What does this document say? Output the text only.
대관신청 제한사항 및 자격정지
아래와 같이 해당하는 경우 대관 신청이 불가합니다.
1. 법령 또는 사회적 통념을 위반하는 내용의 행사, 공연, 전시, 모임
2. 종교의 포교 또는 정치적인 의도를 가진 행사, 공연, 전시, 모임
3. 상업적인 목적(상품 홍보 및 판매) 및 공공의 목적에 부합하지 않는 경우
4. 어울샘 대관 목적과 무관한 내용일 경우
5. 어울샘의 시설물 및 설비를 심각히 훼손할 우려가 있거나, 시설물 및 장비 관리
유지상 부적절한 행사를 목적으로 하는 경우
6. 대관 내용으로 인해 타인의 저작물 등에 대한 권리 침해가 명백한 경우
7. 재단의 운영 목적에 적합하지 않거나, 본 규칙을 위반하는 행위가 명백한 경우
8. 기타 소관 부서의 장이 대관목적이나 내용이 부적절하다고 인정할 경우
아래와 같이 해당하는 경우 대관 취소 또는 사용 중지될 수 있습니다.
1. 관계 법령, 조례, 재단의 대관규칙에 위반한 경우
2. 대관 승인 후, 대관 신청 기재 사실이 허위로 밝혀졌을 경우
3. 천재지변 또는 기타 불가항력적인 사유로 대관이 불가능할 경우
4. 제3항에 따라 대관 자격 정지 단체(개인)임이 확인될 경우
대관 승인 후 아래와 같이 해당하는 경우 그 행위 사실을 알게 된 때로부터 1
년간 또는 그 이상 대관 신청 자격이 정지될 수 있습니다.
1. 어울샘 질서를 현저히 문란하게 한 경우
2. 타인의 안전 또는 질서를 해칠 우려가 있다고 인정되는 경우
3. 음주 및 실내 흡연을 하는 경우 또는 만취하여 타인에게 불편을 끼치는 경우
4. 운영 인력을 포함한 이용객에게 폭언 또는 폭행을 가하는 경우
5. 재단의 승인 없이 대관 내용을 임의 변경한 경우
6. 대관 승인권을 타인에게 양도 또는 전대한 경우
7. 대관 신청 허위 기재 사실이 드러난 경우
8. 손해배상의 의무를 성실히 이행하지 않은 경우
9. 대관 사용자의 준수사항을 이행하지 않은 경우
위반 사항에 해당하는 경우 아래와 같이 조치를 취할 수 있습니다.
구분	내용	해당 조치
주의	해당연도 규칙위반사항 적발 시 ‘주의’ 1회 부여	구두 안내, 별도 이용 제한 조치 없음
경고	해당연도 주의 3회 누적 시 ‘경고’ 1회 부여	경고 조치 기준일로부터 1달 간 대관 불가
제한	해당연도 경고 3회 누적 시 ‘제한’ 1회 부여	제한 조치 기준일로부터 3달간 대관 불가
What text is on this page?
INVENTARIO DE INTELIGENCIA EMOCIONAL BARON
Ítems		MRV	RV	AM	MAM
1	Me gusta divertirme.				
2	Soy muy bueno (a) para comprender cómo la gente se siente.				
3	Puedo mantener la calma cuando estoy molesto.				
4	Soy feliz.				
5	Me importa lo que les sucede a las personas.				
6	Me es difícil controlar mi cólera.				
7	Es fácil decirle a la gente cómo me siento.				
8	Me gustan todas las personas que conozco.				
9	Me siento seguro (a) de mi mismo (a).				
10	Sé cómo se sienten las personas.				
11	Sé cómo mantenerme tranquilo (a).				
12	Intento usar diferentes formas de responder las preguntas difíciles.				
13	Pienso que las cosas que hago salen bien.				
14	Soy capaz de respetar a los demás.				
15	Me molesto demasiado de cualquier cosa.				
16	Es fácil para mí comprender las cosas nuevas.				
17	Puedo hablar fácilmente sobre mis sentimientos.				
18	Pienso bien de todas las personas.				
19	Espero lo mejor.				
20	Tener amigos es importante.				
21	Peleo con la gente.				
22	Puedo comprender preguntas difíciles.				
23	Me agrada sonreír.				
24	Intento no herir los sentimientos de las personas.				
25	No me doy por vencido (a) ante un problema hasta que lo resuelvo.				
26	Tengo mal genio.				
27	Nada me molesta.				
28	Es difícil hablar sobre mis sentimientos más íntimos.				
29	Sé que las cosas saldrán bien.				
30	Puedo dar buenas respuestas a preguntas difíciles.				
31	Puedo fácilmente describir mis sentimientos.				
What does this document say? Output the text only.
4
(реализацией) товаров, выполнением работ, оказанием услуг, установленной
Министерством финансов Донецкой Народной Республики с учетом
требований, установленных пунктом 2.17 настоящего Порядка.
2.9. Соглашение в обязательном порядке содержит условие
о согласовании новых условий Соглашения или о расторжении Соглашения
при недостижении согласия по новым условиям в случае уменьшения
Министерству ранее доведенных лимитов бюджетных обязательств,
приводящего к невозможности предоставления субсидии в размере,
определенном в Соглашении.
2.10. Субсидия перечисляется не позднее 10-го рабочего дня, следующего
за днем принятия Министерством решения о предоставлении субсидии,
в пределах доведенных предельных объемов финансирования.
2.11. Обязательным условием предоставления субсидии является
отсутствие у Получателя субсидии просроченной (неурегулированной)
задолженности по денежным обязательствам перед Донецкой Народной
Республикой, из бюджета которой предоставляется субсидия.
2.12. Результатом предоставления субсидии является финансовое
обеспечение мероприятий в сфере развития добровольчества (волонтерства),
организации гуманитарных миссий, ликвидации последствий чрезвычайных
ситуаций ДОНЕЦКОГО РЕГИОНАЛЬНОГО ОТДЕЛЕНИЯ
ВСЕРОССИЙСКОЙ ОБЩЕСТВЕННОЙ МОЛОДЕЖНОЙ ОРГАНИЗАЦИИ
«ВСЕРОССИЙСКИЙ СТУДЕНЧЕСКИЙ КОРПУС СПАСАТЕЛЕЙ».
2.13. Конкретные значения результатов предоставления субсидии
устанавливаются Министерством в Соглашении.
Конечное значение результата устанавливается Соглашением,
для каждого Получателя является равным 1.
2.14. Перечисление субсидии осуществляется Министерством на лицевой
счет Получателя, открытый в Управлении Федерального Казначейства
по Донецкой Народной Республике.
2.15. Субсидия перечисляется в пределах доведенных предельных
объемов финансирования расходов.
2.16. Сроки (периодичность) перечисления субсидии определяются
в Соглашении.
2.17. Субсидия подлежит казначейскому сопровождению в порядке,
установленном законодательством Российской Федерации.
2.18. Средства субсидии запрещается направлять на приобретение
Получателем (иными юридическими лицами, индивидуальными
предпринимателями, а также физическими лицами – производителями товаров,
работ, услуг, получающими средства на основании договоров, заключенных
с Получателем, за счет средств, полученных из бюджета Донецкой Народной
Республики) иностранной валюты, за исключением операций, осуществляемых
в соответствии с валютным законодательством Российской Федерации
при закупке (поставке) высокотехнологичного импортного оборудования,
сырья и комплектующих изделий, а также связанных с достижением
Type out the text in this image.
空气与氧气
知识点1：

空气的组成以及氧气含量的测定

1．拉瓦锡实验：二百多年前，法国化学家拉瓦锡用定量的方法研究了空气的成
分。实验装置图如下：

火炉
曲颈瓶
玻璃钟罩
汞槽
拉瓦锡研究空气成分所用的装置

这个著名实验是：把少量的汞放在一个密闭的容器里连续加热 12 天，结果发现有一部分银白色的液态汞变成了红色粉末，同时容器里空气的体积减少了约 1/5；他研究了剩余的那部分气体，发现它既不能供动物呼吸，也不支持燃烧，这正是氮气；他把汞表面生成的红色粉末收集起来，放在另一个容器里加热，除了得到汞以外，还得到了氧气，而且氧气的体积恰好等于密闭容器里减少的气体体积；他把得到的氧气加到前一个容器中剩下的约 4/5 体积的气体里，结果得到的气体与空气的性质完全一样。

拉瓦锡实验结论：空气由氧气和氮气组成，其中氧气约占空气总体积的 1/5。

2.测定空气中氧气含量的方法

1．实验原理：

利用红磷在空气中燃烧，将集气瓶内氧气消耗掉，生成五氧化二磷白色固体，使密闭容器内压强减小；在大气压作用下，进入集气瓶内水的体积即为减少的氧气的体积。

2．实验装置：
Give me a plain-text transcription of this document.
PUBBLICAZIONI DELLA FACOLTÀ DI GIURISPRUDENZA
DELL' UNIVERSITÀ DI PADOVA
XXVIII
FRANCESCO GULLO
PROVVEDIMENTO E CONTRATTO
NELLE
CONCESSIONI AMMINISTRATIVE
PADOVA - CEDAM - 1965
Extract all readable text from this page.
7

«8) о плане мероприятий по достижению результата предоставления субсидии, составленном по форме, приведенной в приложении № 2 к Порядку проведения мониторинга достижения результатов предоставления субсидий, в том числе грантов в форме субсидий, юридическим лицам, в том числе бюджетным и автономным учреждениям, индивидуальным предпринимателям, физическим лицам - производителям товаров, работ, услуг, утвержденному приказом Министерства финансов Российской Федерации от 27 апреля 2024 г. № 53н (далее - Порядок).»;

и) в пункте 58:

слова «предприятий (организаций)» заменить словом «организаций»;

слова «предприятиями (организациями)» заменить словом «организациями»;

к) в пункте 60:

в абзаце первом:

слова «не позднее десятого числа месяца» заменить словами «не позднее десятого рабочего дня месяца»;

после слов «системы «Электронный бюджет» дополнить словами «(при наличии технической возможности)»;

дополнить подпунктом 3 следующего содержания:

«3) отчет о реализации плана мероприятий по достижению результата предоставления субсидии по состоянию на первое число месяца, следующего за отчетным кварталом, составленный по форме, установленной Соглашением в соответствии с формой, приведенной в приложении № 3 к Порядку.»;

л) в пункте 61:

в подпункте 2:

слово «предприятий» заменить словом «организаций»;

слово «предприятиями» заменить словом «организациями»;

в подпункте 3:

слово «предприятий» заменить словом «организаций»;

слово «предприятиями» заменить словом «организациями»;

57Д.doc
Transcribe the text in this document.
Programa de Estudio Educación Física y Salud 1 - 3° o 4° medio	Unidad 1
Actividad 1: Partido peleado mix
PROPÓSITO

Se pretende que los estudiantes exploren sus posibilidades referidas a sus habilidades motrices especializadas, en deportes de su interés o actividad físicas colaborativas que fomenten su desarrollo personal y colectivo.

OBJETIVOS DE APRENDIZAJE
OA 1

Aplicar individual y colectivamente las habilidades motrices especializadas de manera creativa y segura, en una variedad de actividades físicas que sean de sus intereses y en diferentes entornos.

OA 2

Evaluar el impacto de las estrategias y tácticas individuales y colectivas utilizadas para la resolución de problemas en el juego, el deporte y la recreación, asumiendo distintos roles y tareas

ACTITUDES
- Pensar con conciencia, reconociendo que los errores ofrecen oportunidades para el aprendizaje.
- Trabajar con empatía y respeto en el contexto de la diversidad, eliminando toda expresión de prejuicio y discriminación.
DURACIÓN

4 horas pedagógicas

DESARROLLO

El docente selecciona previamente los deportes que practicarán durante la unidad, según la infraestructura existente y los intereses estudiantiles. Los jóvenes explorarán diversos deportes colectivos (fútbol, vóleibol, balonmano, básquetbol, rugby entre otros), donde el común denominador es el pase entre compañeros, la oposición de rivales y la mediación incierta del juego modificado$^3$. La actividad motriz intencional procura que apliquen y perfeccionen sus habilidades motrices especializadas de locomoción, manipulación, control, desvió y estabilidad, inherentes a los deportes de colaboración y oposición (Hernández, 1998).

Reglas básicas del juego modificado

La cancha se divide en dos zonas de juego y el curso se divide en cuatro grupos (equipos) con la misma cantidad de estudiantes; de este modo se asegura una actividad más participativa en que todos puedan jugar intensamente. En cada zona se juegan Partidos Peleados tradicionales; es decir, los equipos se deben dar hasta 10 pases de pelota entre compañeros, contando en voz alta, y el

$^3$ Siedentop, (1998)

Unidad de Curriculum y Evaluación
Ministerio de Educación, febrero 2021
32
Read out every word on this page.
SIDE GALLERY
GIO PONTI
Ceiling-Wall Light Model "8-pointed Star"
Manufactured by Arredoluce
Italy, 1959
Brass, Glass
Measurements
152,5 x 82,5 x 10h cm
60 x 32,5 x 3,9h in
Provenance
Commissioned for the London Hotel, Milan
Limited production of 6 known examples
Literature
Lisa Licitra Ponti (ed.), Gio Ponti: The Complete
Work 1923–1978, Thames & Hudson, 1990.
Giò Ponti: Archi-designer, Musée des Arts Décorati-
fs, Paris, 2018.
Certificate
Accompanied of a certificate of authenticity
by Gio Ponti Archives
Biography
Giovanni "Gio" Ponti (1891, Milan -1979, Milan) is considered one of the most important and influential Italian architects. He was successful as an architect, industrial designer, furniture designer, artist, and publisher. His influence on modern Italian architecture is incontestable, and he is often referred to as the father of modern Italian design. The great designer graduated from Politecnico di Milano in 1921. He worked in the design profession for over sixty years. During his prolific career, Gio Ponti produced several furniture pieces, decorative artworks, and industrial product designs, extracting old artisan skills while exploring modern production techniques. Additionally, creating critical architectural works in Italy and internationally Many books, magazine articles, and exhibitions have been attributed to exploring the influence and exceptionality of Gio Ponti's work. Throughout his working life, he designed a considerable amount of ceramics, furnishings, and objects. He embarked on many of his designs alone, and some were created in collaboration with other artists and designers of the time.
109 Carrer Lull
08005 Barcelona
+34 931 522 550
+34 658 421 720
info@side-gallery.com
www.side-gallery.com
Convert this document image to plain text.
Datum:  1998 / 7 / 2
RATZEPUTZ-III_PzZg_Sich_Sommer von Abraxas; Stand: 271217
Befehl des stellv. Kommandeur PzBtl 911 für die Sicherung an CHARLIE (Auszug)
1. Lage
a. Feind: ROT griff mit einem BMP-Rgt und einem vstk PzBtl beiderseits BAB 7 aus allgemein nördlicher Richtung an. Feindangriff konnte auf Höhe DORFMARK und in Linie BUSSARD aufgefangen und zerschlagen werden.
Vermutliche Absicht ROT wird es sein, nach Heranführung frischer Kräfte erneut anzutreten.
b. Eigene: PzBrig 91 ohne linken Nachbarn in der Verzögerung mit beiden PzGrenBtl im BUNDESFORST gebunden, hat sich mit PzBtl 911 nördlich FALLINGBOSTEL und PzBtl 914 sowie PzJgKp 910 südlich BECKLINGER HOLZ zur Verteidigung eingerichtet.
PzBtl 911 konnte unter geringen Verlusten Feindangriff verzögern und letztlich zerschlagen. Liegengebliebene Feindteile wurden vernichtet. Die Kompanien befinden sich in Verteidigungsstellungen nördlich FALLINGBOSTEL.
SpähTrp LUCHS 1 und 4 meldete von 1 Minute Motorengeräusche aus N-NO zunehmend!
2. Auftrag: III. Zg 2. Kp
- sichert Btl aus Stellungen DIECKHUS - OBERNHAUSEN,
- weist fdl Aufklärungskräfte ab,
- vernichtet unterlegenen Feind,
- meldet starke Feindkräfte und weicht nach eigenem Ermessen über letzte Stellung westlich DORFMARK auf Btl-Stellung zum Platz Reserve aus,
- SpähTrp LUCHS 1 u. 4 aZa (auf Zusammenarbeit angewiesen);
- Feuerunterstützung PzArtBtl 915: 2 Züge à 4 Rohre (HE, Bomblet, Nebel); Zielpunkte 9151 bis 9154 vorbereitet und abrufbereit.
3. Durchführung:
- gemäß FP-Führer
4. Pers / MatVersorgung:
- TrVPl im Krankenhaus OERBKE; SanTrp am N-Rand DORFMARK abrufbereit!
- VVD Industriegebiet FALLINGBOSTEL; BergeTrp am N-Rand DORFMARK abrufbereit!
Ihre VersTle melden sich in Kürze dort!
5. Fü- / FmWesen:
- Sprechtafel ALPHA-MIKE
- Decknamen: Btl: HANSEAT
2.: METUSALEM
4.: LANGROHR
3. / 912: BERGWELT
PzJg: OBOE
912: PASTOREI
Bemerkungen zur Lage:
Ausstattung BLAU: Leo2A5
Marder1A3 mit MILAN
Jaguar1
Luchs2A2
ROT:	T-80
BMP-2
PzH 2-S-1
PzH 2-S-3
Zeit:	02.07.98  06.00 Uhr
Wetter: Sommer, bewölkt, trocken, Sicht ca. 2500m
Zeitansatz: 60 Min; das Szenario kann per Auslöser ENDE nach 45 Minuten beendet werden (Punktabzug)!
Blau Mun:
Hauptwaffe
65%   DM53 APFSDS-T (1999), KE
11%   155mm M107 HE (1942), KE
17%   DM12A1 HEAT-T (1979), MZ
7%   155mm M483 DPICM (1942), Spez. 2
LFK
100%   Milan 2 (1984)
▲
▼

------------------------------------

◆ PROBLEM TO WORK ON
Find all lines with "предельных" in them and copy each one.

◆ PROBLEM SOLUTION
в пределах доведенных предельных объемов финансирования.
2.15. Субсидия перечисляется в пределах доведенных предельных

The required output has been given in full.